# What is being asked
Quote the lines from the line holding "What does this" to the very end of the listing, exactly, and no others.

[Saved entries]
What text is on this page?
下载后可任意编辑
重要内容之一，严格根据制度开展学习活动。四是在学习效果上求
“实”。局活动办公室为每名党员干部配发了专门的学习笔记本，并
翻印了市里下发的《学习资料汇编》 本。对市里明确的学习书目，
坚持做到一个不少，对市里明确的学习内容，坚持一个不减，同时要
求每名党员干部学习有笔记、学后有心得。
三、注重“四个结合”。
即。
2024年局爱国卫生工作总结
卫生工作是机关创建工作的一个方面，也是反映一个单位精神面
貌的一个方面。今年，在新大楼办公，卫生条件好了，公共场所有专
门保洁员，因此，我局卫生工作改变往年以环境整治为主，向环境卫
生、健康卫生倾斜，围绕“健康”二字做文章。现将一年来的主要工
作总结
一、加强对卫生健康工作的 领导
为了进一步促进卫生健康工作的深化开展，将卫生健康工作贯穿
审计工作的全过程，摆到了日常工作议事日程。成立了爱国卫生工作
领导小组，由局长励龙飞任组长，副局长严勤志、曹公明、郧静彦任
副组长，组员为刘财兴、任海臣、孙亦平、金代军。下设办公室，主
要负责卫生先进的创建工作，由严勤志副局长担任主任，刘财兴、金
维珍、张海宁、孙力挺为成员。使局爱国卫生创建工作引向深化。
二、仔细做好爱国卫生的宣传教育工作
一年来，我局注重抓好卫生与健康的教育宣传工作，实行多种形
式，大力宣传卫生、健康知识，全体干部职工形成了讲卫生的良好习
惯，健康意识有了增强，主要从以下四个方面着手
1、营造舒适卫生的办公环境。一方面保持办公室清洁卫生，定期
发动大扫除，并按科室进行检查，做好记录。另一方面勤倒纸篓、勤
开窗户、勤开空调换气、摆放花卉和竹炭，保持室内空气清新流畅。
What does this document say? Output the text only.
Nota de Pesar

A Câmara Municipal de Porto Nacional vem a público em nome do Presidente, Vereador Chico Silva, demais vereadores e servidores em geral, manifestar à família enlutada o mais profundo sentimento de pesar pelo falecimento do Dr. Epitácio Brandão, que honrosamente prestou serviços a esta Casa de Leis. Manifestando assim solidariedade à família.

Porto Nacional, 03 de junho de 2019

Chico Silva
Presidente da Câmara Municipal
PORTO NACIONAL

# Response to the exercise
What does this document say? Output the text only.
Nota de Pesar

A Câmara Municipal de Porto Nacional vem a público em nome do Presidente, Vereador Chico Silva, demais vereadores e servidores em geral, manifestar à família enlutada o mais profundo sentimento de pesar pelo falecimento do Dr. Epitácio Brandão, que honrosamente prestou serviços a esta Casa de Leis. Manifestando assim solidariedade à família.

Porto Nacional, 03 de junho de 2019

Chico Silva
Presidente da Câmara Municipal
PORTO NACIONAL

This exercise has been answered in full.